Data section:
- - - - -
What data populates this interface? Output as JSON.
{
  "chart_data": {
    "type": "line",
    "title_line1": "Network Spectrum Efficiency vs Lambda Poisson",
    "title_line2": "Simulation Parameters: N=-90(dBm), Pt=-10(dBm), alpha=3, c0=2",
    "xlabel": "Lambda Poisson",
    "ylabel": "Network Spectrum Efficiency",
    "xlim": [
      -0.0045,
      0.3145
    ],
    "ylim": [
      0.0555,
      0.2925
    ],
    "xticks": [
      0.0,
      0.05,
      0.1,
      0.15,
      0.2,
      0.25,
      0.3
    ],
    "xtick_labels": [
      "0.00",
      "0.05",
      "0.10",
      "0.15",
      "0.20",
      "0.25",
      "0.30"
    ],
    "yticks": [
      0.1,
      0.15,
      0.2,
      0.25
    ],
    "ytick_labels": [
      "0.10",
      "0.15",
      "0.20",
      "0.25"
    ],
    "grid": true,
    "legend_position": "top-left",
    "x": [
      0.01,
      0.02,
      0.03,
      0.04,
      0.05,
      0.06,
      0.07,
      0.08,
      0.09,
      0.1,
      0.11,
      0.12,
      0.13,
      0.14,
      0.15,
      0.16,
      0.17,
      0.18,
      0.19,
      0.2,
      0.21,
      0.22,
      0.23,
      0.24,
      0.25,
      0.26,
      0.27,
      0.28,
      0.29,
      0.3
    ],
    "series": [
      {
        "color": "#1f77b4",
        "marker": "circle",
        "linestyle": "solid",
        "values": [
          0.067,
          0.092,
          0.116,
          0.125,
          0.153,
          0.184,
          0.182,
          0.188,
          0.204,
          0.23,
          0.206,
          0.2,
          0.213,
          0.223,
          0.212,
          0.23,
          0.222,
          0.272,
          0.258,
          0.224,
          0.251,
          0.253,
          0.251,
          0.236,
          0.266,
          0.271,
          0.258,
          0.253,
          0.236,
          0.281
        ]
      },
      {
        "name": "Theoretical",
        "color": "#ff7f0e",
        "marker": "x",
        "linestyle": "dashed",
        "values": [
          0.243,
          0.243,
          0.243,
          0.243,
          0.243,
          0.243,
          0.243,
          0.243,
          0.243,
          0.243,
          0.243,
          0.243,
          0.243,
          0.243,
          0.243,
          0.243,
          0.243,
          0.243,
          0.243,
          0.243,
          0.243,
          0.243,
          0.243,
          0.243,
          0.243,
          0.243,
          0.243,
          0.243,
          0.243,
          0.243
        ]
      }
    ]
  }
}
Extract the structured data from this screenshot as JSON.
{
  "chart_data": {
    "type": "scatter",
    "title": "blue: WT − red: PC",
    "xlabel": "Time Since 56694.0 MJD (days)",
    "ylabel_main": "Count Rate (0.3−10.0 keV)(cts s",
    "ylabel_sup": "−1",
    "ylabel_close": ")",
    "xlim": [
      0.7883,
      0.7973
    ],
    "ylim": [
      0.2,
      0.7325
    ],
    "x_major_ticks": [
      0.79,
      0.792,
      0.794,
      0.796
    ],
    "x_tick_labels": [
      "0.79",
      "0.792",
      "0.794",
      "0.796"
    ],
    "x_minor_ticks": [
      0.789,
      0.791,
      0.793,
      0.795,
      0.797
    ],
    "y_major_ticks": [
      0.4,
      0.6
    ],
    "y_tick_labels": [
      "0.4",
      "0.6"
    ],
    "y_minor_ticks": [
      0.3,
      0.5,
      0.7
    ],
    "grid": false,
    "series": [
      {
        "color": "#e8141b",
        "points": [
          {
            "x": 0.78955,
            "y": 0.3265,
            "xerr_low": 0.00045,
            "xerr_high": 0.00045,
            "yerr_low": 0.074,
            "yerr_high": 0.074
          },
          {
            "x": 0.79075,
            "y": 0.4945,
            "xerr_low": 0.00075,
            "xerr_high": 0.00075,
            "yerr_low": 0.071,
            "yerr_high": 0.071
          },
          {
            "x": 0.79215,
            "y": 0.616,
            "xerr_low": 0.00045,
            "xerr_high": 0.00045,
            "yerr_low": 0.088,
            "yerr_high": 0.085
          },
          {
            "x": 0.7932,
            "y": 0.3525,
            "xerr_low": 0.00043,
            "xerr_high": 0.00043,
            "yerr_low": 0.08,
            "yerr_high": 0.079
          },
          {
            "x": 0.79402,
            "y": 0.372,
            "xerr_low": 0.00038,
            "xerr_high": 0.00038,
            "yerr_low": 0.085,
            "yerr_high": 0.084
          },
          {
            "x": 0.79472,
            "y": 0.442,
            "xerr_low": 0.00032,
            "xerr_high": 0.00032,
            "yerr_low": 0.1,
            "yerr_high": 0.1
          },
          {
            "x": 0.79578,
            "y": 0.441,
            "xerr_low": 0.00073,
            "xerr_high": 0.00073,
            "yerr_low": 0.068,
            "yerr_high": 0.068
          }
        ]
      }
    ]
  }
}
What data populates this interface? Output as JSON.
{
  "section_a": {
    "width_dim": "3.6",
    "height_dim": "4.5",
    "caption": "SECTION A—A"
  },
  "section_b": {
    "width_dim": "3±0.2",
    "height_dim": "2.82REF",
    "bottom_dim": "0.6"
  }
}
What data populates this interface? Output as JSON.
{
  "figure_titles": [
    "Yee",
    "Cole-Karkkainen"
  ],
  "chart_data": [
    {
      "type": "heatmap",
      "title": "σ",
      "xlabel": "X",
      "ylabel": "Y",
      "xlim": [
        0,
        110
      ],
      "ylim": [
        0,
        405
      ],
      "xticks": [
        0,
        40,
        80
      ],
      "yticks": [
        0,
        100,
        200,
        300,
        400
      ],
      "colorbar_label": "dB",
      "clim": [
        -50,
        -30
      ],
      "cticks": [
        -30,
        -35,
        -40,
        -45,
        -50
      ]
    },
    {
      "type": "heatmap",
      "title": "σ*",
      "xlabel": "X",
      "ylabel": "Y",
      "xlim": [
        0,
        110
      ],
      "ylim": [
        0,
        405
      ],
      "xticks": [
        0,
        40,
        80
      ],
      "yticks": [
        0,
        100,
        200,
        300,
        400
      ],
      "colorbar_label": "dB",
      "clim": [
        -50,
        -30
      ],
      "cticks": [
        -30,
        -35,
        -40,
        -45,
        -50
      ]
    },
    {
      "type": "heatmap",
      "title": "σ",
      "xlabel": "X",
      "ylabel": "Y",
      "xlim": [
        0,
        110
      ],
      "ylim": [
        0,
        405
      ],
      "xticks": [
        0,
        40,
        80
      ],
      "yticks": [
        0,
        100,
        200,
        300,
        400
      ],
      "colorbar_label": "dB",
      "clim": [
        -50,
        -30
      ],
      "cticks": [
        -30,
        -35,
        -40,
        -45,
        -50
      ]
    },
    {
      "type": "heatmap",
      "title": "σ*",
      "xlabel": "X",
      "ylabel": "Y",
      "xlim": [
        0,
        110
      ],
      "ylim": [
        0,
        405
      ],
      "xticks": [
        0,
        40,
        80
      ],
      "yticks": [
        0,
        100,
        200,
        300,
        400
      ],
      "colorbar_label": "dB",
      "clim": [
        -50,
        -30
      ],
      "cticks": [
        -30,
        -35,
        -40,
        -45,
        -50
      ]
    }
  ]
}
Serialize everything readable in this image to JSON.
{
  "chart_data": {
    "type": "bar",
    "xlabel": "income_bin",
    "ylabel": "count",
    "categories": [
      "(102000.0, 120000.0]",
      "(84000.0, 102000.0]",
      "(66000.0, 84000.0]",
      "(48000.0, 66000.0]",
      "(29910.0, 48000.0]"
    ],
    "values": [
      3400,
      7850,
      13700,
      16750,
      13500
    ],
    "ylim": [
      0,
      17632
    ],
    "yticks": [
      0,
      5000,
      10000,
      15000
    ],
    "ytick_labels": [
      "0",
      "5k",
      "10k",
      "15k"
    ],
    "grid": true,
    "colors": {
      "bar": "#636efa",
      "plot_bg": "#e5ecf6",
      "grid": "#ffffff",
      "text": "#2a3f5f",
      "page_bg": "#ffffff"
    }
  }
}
- - - - -
Given request:
From the listing above, collect each line in which the string "Network" appears.

Task answer:
    "title_line1": "Network Spectrum Efficiency vs Lambda Poisson",
    "ylabel": "Network Spectrum Efficiency",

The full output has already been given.